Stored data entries
- - -

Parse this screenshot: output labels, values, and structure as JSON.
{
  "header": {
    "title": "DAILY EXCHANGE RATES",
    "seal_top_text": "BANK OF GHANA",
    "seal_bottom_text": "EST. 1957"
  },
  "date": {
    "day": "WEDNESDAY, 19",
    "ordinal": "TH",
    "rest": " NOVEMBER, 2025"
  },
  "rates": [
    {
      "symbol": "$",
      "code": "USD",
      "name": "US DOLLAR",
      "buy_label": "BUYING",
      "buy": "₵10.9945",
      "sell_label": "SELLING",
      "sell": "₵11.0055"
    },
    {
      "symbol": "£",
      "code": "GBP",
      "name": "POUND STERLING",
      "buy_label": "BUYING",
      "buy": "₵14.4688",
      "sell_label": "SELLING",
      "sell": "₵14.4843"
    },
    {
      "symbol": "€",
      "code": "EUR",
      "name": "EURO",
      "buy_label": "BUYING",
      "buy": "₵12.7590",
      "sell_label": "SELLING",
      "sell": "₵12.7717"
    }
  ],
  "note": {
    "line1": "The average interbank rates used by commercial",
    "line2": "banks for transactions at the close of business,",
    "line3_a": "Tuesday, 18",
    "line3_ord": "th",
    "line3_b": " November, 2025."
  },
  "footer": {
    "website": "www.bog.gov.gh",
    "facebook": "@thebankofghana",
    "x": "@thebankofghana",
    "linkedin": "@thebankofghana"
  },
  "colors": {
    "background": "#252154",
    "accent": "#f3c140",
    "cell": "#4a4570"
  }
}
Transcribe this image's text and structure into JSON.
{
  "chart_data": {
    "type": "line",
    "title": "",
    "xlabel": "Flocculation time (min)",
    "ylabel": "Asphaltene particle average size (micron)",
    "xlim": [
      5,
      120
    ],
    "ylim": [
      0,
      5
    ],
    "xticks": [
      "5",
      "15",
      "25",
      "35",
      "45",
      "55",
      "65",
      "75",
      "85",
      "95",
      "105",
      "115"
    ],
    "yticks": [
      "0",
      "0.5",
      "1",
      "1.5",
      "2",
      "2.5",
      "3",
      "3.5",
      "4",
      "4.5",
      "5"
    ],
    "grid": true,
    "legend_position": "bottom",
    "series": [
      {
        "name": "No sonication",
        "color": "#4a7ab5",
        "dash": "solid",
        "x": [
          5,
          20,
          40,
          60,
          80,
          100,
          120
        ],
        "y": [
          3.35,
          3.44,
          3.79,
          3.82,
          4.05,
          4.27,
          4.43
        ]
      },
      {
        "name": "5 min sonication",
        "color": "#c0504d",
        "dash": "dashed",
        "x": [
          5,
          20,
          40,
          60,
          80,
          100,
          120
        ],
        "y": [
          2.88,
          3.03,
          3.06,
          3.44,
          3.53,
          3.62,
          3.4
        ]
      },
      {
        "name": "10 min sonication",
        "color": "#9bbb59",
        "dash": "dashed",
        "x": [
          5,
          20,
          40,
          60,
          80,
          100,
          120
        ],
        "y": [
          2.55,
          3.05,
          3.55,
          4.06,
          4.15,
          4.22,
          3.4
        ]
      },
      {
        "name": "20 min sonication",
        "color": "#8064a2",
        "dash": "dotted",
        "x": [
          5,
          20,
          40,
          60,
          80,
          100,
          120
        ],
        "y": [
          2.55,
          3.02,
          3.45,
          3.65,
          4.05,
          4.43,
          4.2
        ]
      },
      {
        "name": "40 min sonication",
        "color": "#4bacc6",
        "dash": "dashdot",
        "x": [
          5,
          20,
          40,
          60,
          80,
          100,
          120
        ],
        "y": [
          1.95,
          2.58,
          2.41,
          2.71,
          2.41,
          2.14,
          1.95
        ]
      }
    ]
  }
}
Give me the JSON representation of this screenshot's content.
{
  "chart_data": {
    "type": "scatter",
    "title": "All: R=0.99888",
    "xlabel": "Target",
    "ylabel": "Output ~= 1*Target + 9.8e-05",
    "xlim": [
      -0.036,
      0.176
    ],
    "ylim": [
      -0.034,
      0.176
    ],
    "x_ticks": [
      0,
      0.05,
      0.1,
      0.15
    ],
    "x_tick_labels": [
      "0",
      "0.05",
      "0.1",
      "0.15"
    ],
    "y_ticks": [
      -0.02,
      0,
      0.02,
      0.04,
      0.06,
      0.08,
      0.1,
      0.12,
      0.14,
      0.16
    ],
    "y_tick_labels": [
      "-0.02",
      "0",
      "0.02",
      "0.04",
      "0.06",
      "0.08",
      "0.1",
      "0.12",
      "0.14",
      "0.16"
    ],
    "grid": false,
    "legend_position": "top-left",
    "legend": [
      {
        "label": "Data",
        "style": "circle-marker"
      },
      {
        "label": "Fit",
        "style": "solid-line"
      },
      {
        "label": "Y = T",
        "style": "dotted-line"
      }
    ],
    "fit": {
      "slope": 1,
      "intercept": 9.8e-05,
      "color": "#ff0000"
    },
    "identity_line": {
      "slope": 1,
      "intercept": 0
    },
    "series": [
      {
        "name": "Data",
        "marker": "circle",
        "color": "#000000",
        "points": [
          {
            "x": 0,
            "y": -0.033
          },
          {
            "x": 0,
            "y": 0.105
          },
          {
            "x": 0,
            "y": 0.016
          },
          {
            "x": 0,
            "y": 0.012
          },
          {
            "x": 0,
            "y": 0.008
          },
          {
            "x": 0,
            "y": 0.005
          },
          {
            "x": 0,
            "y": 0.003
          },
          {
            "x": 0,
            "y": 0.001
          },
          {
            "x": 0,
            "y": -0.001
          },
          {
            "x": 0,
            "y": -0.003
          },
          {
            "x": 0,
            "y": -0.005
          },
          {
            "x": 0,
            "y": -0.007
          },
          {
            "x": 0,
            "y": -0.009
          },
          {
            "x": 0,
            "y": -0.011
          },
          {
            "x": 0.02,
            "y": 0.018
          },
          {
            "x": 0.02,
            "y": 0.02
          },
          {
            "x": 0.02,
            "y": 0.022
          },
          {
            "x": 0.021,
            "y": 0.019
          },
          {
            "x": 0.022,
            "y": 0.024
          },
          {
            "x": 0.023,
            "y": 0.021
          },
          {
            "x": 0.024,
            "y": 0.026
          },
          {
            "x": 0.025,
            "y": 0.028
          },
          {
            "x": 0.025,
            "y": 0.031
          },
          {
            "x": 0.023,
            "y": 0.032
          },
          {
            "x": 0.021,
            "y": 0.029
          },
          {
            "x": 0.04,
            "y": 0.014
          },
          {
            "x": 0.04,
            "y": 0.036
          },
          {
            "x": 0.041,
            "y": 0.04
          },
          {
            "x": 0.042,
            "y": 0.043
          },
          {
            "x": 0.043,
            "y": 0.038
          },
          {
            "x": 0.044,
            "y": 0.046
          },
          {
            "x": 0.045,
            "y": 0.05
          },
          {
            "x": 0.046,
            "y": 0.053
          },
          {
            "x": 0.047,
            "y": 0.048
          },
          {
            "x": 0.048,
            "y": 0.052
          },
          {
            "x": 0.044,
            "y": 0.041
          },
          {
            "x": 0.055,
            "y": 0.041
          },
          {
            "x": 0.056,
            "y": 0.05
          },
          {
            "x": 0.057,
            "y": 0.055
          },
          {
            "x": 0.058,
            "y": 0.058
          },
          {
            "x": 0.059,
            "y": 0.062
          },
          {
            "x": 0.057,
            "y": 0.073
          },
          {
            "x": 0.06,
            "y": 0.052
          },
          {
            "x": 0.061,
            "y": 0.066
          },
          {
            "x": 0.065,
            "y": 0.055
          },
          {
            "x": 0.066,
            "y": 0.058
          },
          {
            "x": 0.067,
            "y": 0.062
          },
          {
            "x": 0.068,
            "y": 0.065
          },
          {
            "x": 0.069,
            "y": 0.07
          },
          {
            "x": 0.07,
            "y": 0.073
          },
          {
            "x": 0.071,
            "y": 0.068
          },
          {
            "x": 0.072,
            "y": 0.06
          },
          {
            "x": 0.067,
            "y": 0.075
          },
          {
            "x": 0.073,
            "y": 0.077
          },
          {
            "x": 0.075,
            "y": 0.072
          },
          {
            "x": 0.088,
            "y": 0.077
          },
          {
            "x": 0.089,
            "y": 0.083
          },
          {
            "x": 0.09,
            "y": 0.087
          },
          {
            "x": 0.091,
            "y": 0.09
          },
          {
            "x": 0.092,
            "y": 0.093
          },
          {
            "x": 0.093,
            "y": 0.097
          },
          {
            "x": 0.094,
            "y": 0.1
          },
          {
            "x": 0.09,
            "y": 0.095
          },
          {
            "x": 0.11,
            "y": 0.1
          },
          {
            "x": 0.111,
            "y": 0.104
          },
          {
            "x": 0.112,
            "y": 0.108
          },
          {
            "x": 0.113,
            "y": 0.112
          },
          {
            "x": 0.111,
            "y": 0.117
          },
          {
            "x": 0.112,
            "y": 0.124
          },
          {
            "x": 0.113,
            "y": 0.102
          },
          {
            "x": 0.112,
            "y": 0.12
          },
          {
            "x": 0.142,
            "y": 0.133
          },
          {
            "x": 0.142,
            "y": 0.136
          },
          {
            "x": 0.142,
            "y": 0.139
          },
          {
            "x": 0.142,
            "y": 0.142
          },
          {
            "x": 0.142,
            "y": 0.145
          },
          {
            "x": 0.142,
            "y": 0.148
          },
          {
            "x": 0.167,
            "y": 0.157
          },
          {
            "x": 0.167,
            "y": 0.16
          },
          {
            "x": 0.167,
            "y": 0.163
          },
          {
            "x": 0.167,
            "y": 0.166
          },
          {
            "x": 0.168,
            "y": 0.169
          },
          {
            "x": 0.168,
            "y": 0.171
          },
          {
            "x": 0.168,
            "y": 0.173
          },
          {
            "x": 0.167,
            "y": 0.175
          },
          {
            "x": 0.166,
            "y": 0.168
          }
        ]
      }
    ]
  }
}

- - -

§ **Required task**
Where a line of the material above holds the string "average", copy that line.

§ **Final result**
    "line1": "The average interbank rates used by commercial",
    "ylabel": "Asphaltene particle average size (micron)",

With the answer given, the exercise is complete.